DATASET CONTENT ::
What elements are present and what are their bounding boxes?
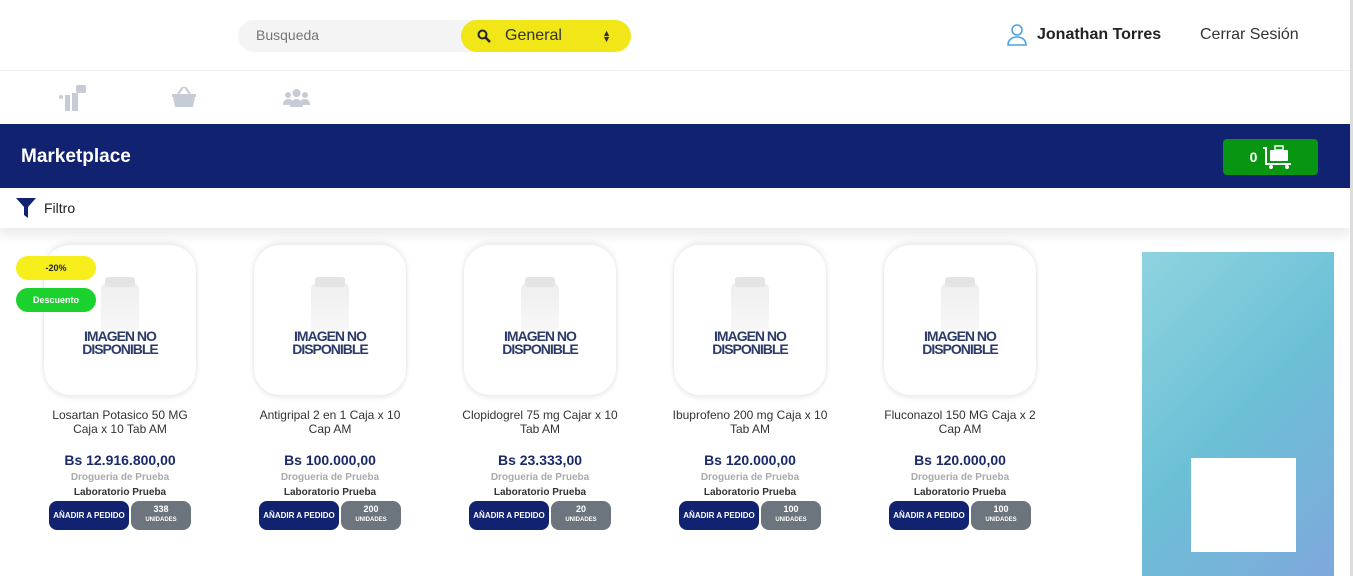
marketplace-banner: Marketplace 0 [0,124,1350,188]
search-input[interactable] [256,27,456,43]
no-image-line2: DISPONIBLE [502,341,579,357]
add-to-order-button[interactable]: AÑADIR A PEDIDO [469,501,549,530]
no-image-text: IMAGEN NO DISPONIBLE [44,329,196,357]
units-badge: 338 UNIDADES [131,501,191,530]
product-image[interactable]: IMAGEN NO DISPONIBLE [464,245,616,395]
page-title: Marketplace [21,146,131,167]
filter-icon [16,198,36,218]
product-name: Clopidogrel 75 mg Cajar x 10 Tab AM [462,408,618,436]
units-label: UNIDADES [565,517,597,523]
user-profile[interactable]: Jonathan Torres [1007,24,1161,46]
product-image[interactable]: IMAGEN NO DISPONIBLE [674,245,826,395]
product-store: Drogueria de Prueba [910,472,1010,483]
no-image-text: IMAGEN NO DISPONIBLE [254,329,406,357]
product-price: Bs 120.000,00 [914,452,1006,468]
units-badge: 100 UNIDADES [761,501,821,530]
product-name: Losartan Potasico 50 MG Caja x 10 Tab AM [52,408,188,436]
units-label: UNIDADES [145,517,177,523]
add-to-order-button[interactable]: AÑADIR A PEDIDO [49,501,129,530]
search-bar: General ▲▼ [238,20,631,52]
top-bar: General ▲▼ Jonathan Torres Cerrar Sesión [0,0,1350,70]
discount-badge: Descuento [16,288,96,312]
ad-blank-area [1191,458,1296,552]
units-count: 100 [783,504,799,514]
no-image-text: IMAGEN NO DISPONIBLE [674,329,826,357]
no-image-text: IMAGEN NO DISPONIBLE [464,329,616,357]
product-name: Ibuprofeno 200 mg Caja x 10 Tab AM [672,408,828,436]
bottle-image [521,277,559,333]
filter-label: Filtro [44,200,76,216]
product-lab: Laboratorio Prueba [283,487,377,498]
no-image-text: IMAGEN NO DISPONIBLE [884,329,1036,357]
bottle-image [101,277,139,333]
product-lab: Laboratorio Prueba [703,487,797,498]
product-price: Bs 12.916.800,00 [64,452,176,468]
basket-icon[interactable] [172,87,196,107]
product-lab: Laboratorio Prueba [493,487,587,498]
no-image-line2: DISPONIBLE [922,341,999,357]
product-card: IMAGEN NO DISPONIBLE Ibuprofeno 200 mg Ca… [660,245,840,530]
add-to-order-button[interactable]: AÑADIR A PEDIDO [259,501,339,530]
product-name: Antigripal 2 en 1 Caja x 10 Cap AM [259,408,401,436]
product-card: IMAGEN NO DISPONIBLE Antigripal 2 en 1 Ca… [240,245,420,530]
product-store: Drogueria de Prueba [70,472,170,483]
product-card: IMAGEN NO DISPONIBLE Fluconazol 150 MG Ca… [870,245,1050,530]
units-count: 100 [993,504,1009,514]
product-lab: Laboratorio Prueba [73,487,167,498]
product-price: Bs 100.000,00 [284,452,376,468]
product-lab: Laboratorio Prueba [913,487,1007,498]
filter-bar[interactable]: Filtro [0,188,1350,228]
units-label: UNIDADES [985,517,1017,523]
bottle-image [311,277,349,333]
users-icon[interactable] [283,89,310,107]
product-card: IMAGEN NO DISPONIBLE Clopidogrel 75 mg Ca… [450,245,630,530]
bottle-image [731,277,769,333]
units-label: UNIDADES [355,517,387,523]
units-count: 200 [363,504,379,514]
units-count: 20 [575,504,586,514]
info-people-icon[interactable] [58,85,86,113]
units-badge: 200 UNIDADES [341,501,401,530]
units-count: 338 [153,504,169,514]
no-image-line2: DISPONIBLE [712,341,789,357]
logout-link[interactable]: Cerrar Sesión [1200,26,1299,44]
discount-percent-badge: -20% [16,256,96,280]
product-store: Drogueria de Prueba [280,472,380,483]
product-image[interactable]: IMAGEN NO DISPONIBLE [254,245,406,395]
add-to-order-button[interactable]: AÑADIR A PEDIDO [679,501,759,530]
bottle-image [941,277,979,333]
user-icon [1007,24,1027,46]
user-name: Jonathan Torres [1037,26,1162,43]
no-image-line2: DISPONIBLE [292,341,369,357]
category-select[interactable]: General ▲ ▼ [461,20,631,52]
sort-arrows-icon: ▲ ▼ [602,28,611,44]
product-price: Bs 120.000,00 [704,452,796,468]
product-image[interactable]: IMAGEN NO DISPONIBLE [884,245,1036,395]
add-to-order-button[interactable]: AÑADIR A PEDIDO [889,501,969,530]
search-icon[interactable] [477,29,491,43]
units-badge: 20 UNIDADES [551,501,611,530]
luggage-cart-icon [1263,145,1292,169]
nav-icons [0,70,1350,124]
cart-button[interactable]: 0 [1223,139,1318,175]
product-store: Drogueria de Prueba [490,472,590,483]
no-image-line2: DISPONIBLE [82,341,159,357]
category-value: General [505,27,562,44]
units-label: UNIDADES [775,517,807,523]
cart-count: 0 [1249,149,1258,165]
units-badge: 100 UNIDADES [971,501,1031,530]
product-price: Bs 23.333,00 [497,452,583,468]
product-name: Fluconazol 150 MG Caja x 2 Cap AM [884,408,1036,436]
product-store: Drogueria de Prueba [700,472,800,483]
advertisement-image [1142,252,1334,576]
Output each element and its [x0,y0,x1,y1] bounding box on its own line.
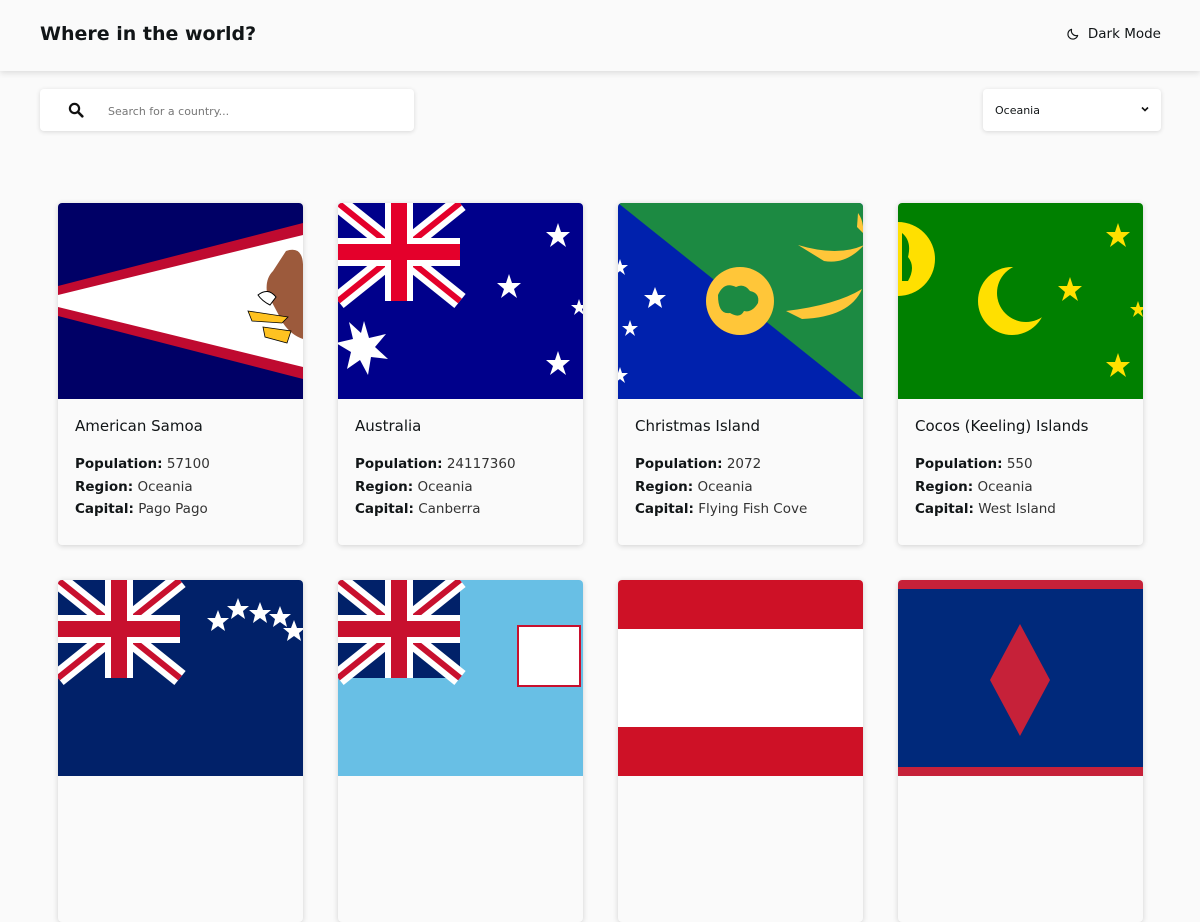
country-info: Population: 2072 Region: Oceania Capital… [635,453,807,521]
capital-label: Capital: [915,501,974,517]
country-card-row2-2[interactable] [338,580,583,922]
dark-mode-toggle[interactable]: Dark Mode [1066,26,1161,42]
flag-american-samoa [58,203,303,399]
country-name: Cocos (Keeling) Islands [915,417,1089,435]
chevron-down-icon [1140,104,1150,117]
region-value: Oceania [137,478,193,495]
capital-label: Capital: [355,501,414,517]
moon-icon [1066,27,1080,41]
country-card-christmas-island[interactable]: Christmas Island Population: 2072 Region… [618,203,863,545]
capital-value: Flying Fish Cove [698,501,808,517]
country-card-australia[interactable]: Australia Population: 24117360 Region: O… [338,203,583,545]
country-name: American Samoa [75,417,203,435]
population-label: Population: [635,456,723,472]
region-label: Region: [915,478,974,495]
search-input[interactable] [106,89,400,133]
page-title: Where in the world? [40,23,257,45]
country-info: Population: 57100 Region: Oceania Capita… [75,453,210,521]
country-name: Christmas Island [635,417,761,435]
capital-label: Capital: [635,501,694,517]
country-card-american-samoa[interactable]: American Samoa Population: 57100 Region:… [58,203,303,545]
country-info: Population: 550 Region: Oceania Capital:… [915,453,1056,521]
region-value: Oceania [417,478,473,495]
app-header: Where in the world? Dark Mode [0,0,1200,71]
population-label: Population: [75,456,163,472]
population-value: 24117360 [446,456,516,472]
country-info: Population: 24117360 Region: Oceania Cap… [355,453,516,521]
capital-value: Canberra [418,501,481,517]
capital-label: Capital: [75,501,134,517]
region-value: Oceania [977,478,1033,495]
region-label: Region: [635,478,694,495]
region-filter-value: Oceania [995,103,1040,117]
flag-australia [338,203,583,399]
flag-fiji [338,580,583,776]
country-name: Australia [355,417,422,435]
country-card-row2-1[interactable] [58,580,303,922]
region-value: Oceania [697,478,753,495]
population-label: Population: [915,456,1003,472]
population-value: 57100 [166,456,210,472]
region-label: Region: [355,478,414,495]
country-card-row2-4[interactable] [898,580,1143,922]
country-card-cocos-keeling-islands[interactable]: Cocos (Keeling) Islands Population: 550 … [898,203,1143,545]
search-box [40,89,414,133]
region-filter-select[interactable]: Oceania [983,89,1161,131]
population-value: 550 [1006,456,1033,472]
capital-value: Pago Pago [138,501,208,517]
population-value: 2072 [726,456,762,472]
dark-mode-label: Dark Mode [1087,26,1161,42]
flag-cocos-keeling-islands [898,203,1143,399]
capital-value: West Island [978,501,1056,517]
region-label: Region: [75,478,134,495]
population-label: Population: [355,456,443,472]
flag-cook-islands [58,580,303,776]
flag-christmas-island [618,203,863,399]
flag-guam [898,580,1143,776]
flag-french-polynesia [618,580,863,776]
search-icon [68,102,84,122]
country-card-row2-3[interactable] [618,580,863,922]
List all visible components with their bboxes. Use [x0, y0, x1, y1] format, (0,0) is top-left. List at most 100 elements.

EXERCISE DETAILS :: Return the items from the line with "marketplace-banner: Marketplace 0" to the line with "units-badge: 338 UNIDADES [131,501,191,530]", copying each line exactly.

TASK ANSWER ::
marketplace-banner: Marketplace 0 [0,124,1350,188]
search-input[interactable] [256,27,456,43]
no-image-line2: DISPONIBLE [502,341,579,357]
add-to-order-button[interactable]: AÑADIR A PEDIDO [469,501,549,530]
no-image-text: IMAGEN NO DISPONIBLE [44,329,196,357]
units-badge: 338 UNIDADES [131,501,191,530]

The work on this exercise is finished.